THE EXERCISE:
Count the lines that include the string "clothing", and give only that number.

# # # # # # #

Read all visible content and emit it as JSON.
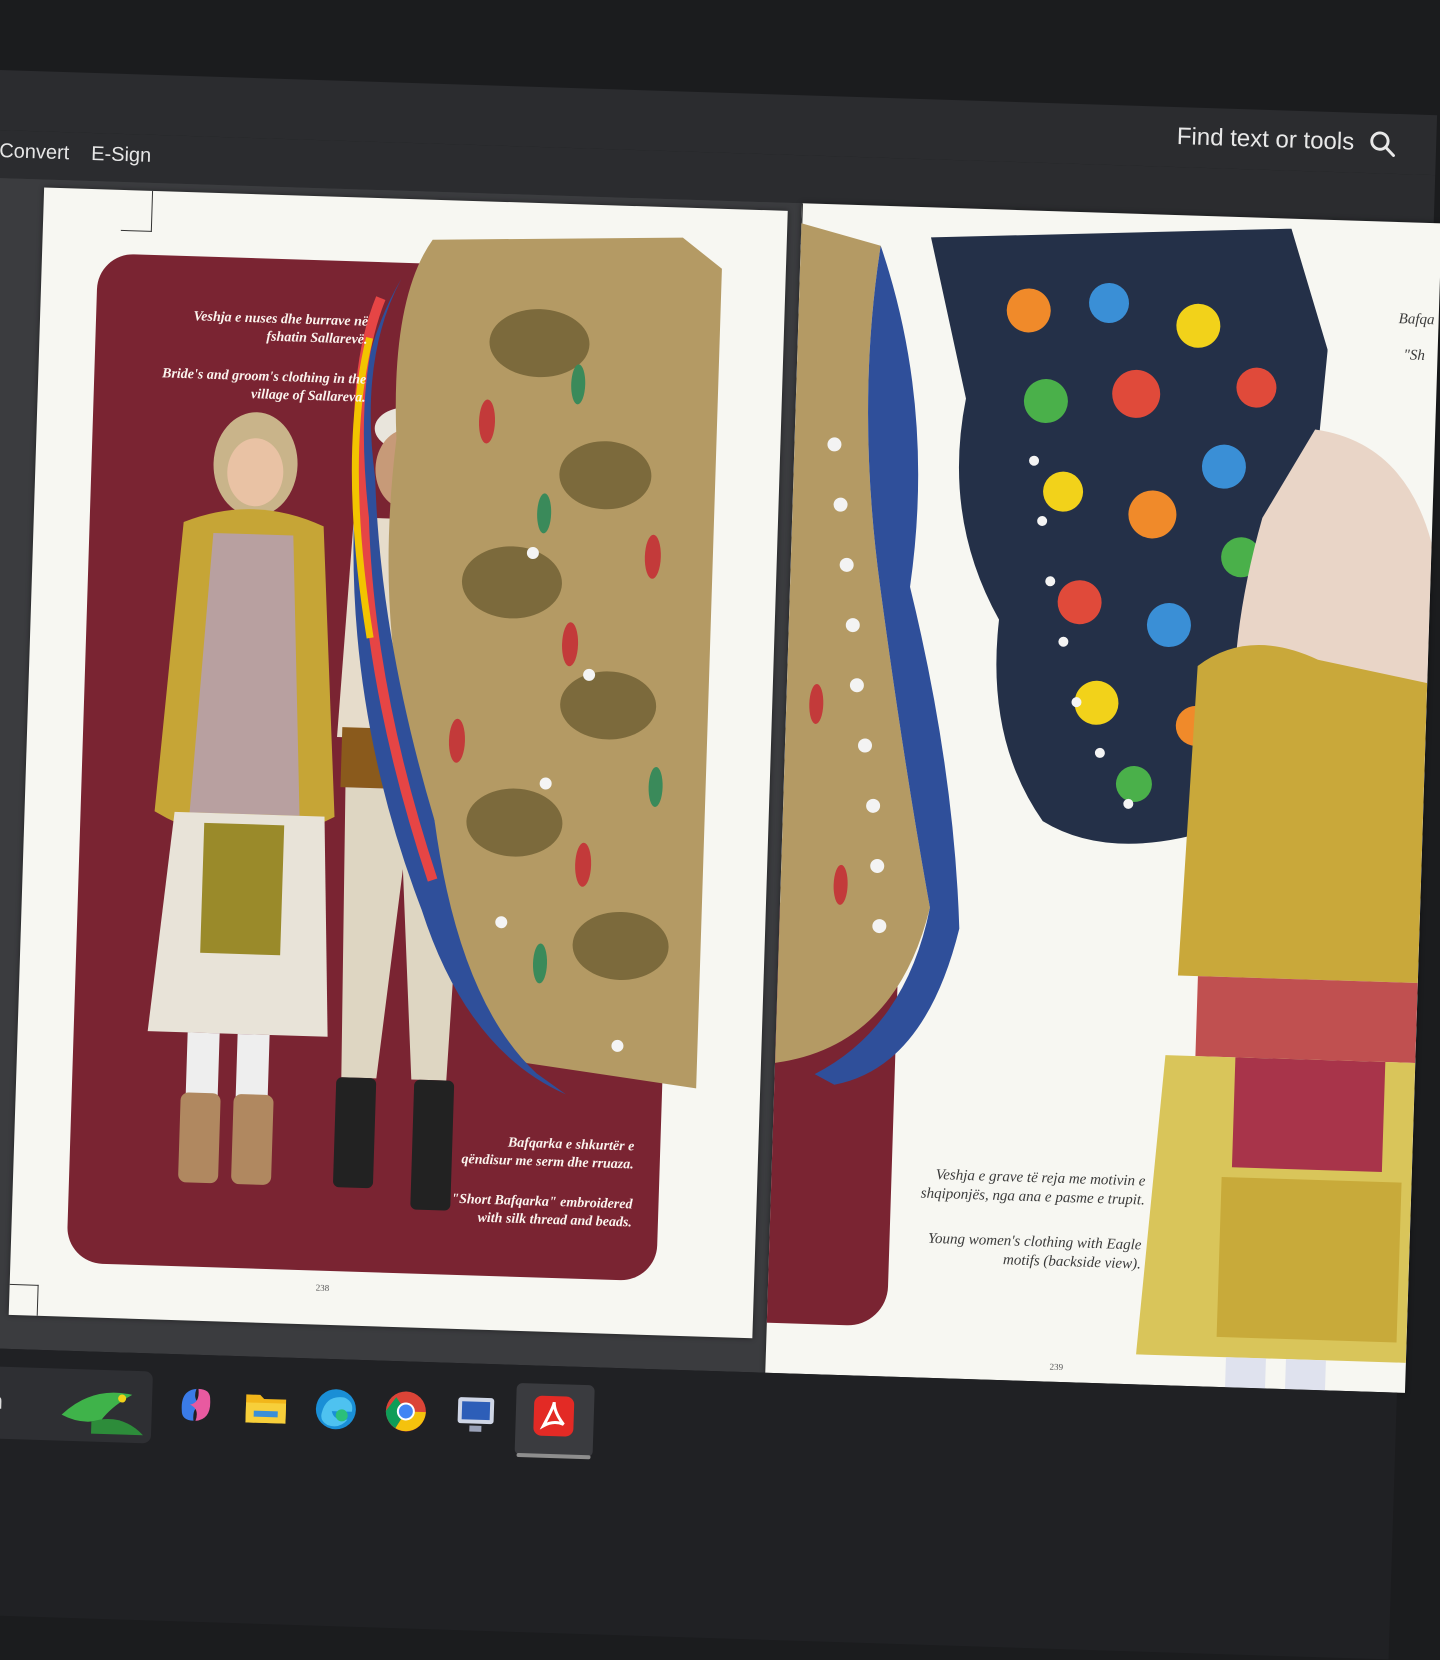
{
  "toolbar": {
    "search_placeholder": "Find text or tools",
    "menu": [
      "Convert",
      "E-Sign"
    ]
  },
  "left_page": {
    "caption_top_sq": "Veshja e nuses dhe burrave në fshatin Sallarevë.",
    "caption_top_en": "Bride's and groom's clothing in the village of Sallareva.",
    "caption_bottom_sq": "Bafqarka e shkurtër e qëndisur me serm dhe rruaza.",
    "caption_bottom_en": "\"Short Bafqarka\" embroidered with silk thread and beads.",
    "page_number": "238"
  },
  "right_page": {
    "edge_text_1": "Bafqa",
    "edge_text_2": "\"Sh",
    "caption_sq": "Veshja e grave të reja me motivin e shqiponjës, nga ana e pasme e trupit.",
    "caption_en": "Young women's clothing with Eagle motifs (backside view).",
    "page_number": "239"
  },
  "taskbar": {
    "search_label": "arch",
    "icons": [
      "copilot-icon",
      "file-explorer-icon",
      "edge-icon",
      "chrome-icon",
      "remote-desktop-icon",
      "acrobat-icon"
    ]
  },
  "colors": {
    "maroon": "#7a2432",
    "page": "#f7f7f2",
    "chrome_bg": "#2b2c2f",
    "taskbar_bg": "#202124"
  }
}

# # # # # # #

RESULT OF THIS EXERCISE:
2